Each entry below should be echoed exactly, with pictures omitted.

====

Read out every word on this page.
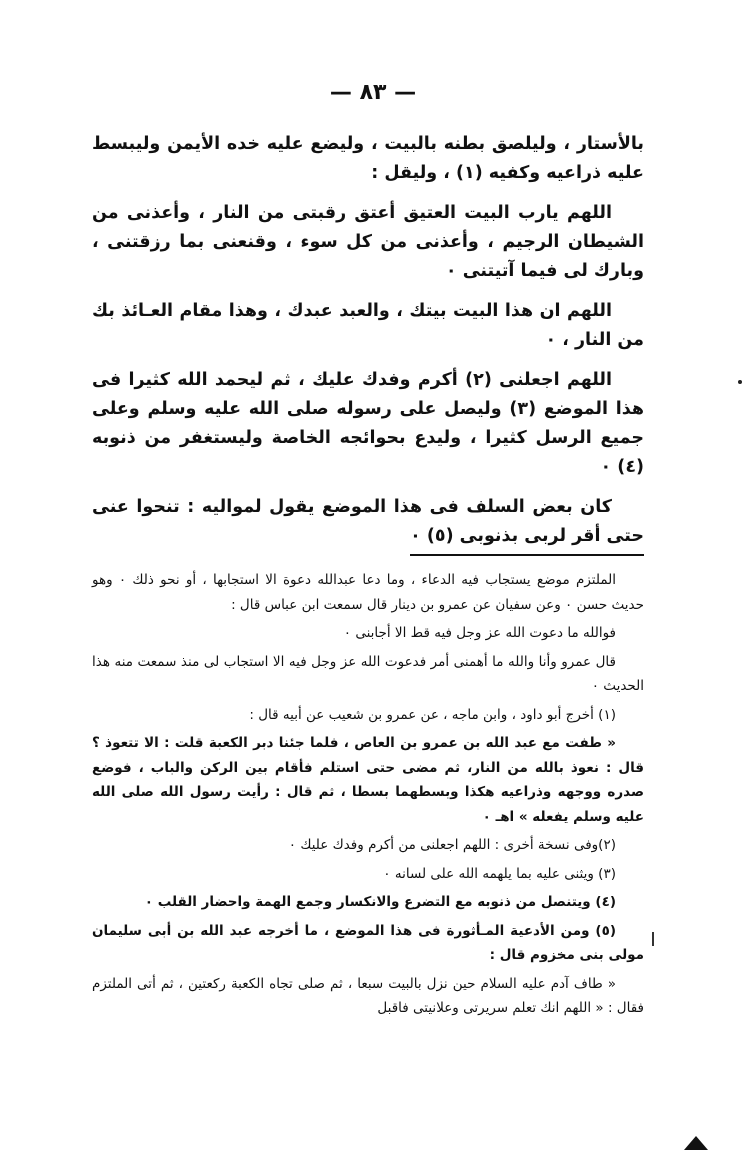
— ٨٣ —

بالأستار ، وليلصق بطنه بالبيت ، وليضع عليه خده الأيمن وليبسط عليه ذراعيه وكفيه (١) ، وليقل :

اللهم يارب البيت العتيق أعتق رقبتى من النار ، وأعذنى من الشيطان الرجيم ، وأعذنى من كل سوء ، وقنعنى بما رزقتنى ، وبارك لى فيما آتيتنى ٠

اللهم ان هذا البيت بيتك ، والعبد عبدك ، وهذا مقام العـائذ بك من النار ، ٠

اللهم اجعلنى (٢) أكرم وفدك عليك ، ثم ليحمد الله كثيرا فى هذا الموضع (٣) وليصل على رسوله صلى الله عليه وسلم وعلى جميع الرسل كثيرا ، وليدع بحوائجه الخاصة وليستغفر من ذنوبه (٤) ٠

كان بعض السلف فى هذا الموضع يقول لمواليه : تنحوا عنى حتى أقر لربى بذنوبى (٥) ٠

الملتزم موضع يستجاب فيه الدعاء ، وما دعا عبدالله دعوة الا استجابها ، أو نحو ذلك ٠ وهو حديث حسن ٠ وعن سفيان عن عمرو بن دينار قال سمعت ابن عباس قال :

فوالله ما دعوت الله عز وجل فيه قط الا أجابنى ٠

قال عمرو وأنا والله ما أهمنى أمر فدعوت الله عز وجل فيه الا استجاب لى منذ سمعت منه هذا الحديث ٠

(١) أخرج أبو داود ، وابن ماجه ، عن عمرو بن شعيب عن أبيه قال :

« طفت مع عبد الله بن عمرو بن العاص ، فلما جئنا دبر الكعبة قلت : الا تتعوذ ؟ قال : نعوذ بالله من النار، ثم مضى حتى استلم فأقام بين الركن والباب ، فوضع صدره ووجهه وذراعيه هكذا وبسطهما بسطا ، ثم قال : رأيت رسول الله صلى الله عليه وسلم يفعله » اهـ ٠

(٢)وفى نسخة أخرى : اللهم اجعلنى من أكرم وفدك عليك ٠

(٣) ويثنى عليه بما يلهمه الله على لسانه ٠

(٤) ويتنصل من ذنوبه مع التضرع والانكسار وجمع الهمة واحضار القلب ٠

(٥) ومن الأدعية المـأثورة فى هذا الموضع ، ما أخرجه عبد الله بن أبى سليمان مولى بنى مخزوم قال :

« طاف آدم عليه السلام حين نزل بالبيت سبعا ، ثم صلى تجاه الكعبة ركعتين ، ثم أتى الملتزم فقال : « اللهم انك تعلم سريرتى وعلانيتى فاقبل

====

Solution to the problem:
Read out every word on this page.
— ٨٣ —

بالأستار ، وليلصق بطنه بالبيت ، وليضع عليه خده الأيمن وليبسط عليه ذراعيه وكفيه (١) ، وليقل :

اللهم يارب البيت العتيق أعتق رقبتى من النار ، وأعذنى من الشيطان الرجيم ، وأعذنى من كل سوء ، وقنعنى بما رزقتنى ، وبارك لى فيما آتيتنى ٠

اللهم ان هذا البيت بيتك ، والعبد عبدك ، وهذا مقام العـائذ بك من النار ، ٠

اللهم اجعلنى (٢) أكرم وفدك عليك ، ثم ليحمد الله كثيرا فى هذا الموضع (٣) وليصل على رسوله صلى الله عليه وسلم وعلى جميع الرسل كثيرا ، وليدع بحوائجه الخاصة وليستغفر من ذنوبه (٤) ٠

كان بعض السلف فى هذا الموضع يقول لمواليه : تنحوا عنى حتى أقر لربى بذنوبى (٥) ٠

الملتزم موضع يستجاب فيه الدعاء ، وما دعا عبدالله دعوة الا استجابها ، أو نحو ذلك ٠ وهو حديث حسن ٠ وعن سفيان عن عمرو بن دينار قال سمعت ابن عباس قال :

فوالله ما دعوت الله عز وجل فيه قط الا أجابنى ٠

قال عمرو وأنا والله ما أهمنى أمر فدعوت الله عز وجل فيه الا استجاب لى منذ سمعت منه هذا الحديث ٠

(١) أخرج أبو داود ، وابن ماجه ، عن عمرو بن شعيب عن أبيه قال :

« طفت مع عبد الله بن عمرو بن العاص ، فلما جئنا دبر الكعبة قلت : الا تتعوذ ؟ قال : نعوذ بالله من النار، ثم مضى حتى استلم فأقام بين الركن والباب ، فوضع صدره ووجهه وذراعيه هكذا وبسطهما بسطا ، ثم قال : رأيت رسول الله صلى الله عليه وسلم يفعله » اهـ ٠

(٢)وفى نسخة أخرى : اللهم اجعلنى من أكرم وفدك عليك ٠

(٣) ويثنى عليه بما يلهمه الله على لسانه ٠

(٤) ويتنصل من ذنوبه مع التضرع والانكسار وجمع الهمة واحضار القلب ٠

(٥) ومن الأدعية المـأثورة فى هذا الموضع ، ما أخرجه عبد الله بن أبى سليمان مولى بنى مخزوم قال :

« طاف آدم عليه السلام حين نزل بالبيت سبعا ، ثم صلى تجاه الكعبة ركعتين ، ثم أتى الملتزم فقال : « اللهم انك تعلم سريرتى وعلانيتى فاقبل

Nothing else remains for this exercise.